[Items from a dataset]
[start]
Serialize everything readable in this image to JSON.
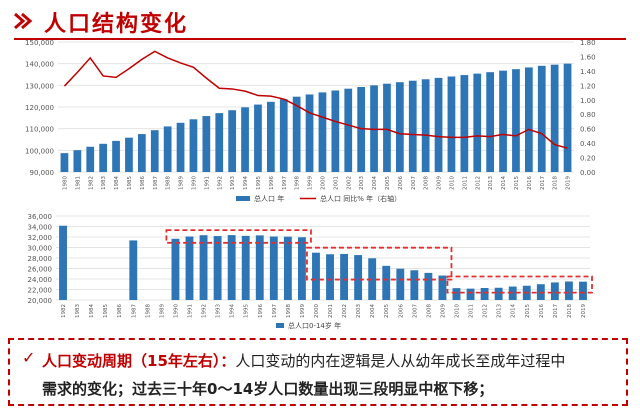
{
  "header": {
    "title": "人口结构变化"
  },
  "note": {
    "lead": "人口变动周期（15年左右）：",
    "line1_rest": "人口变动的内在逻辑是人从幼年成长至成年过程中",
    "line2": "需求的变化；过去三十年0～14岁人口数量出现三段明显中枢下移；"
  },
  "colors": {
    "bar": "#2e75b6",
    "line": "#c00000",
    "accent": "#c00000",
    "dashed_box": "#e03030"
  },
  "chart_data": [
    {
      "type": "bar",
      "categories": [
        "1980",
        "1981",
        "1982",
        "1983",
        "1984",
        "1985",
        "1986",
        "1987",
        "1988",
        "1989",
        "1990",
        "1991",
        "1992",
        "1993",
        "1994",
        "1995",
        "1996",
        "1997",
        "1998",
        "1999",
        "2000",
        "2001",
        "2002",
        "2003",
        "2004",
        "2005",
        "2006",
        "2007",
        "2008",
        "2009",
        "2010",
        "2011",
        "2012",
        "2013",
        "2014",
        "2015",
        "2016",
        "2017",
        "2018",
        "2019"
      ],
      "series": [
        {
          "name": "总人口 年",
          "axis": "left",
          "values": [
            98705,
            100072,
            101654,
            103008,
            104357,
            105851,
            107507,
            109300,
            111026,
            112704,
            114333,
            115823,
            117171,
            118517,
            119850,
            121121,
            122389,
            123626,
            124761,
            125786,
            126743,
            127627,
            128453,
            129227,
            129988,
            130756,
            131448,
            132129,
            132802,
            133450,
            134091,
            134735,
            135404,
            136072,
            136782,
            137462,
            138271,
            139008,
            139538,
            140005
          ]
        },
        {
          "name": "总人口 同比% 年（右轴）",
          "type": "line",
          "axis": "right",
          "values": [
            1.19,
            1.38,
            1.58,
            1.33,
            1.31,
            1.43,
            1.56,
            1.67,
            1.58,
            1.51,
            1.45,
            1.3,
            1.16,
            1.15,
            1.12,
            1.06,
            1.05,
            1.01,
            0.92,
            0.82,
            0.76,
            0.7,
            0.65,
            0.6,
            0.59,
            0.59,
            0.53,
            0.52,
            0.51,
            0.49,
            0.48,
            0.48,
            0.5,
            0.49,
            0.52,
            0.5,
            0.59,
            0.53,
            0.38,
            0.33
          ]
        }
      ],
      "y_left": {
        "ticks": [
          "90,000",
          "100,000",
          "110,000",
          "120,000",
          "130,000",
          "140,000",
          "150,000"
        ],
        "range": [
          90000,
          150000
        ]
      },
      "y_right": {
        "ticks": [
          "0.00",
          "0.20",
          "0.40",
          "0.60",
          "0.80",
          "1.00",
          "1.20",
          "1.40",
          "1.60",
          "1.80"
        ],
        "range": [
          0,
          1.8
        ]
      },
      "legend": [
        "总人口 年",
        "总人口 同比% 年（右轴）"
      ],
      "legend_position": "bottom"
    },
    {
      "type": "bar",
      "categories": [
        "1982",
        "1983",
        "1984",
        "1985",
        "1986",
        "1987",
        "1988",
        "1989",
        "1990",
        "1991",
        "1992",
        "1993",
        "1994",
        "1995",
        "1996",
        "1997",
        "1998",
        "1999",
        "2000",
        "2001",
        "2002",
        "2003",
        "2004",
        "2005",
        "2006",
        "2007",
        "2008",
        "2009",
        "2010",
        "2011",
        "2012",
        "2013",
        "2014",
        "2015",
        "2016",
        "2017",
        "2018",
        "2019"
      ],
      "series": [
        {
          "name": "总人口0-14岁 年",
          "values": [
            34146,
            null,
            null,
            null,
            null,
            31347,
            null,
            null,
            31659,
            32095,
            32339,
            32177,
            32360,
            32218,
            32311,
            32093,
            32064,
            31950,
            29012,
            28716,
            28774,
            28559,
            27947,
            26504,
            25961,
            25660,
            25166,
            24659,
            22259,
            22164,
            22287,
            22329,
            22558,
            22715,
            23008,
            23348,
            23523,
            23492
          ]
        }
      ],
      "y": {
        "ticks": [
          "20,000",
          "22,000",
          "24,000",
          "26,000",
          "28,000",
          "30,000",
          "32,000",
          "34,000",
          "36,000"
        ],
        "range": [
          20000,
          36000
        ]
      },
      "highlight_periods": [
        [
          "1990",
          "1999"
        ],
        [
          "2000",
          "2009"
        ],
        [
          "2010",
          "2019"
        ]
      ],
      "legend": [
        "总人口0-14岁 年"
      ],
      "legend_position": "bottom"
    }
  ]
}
[end]
▶ [REQUIREMENTS]:
Go through the preceding material and copy each line that has the word "name".

▶ [SOLUTION TO THIS TASK]:
          "name": "总人口 年",
          "name": "总人口 同比% 年（右轴）",
          "name": "总人口0-14岁 年",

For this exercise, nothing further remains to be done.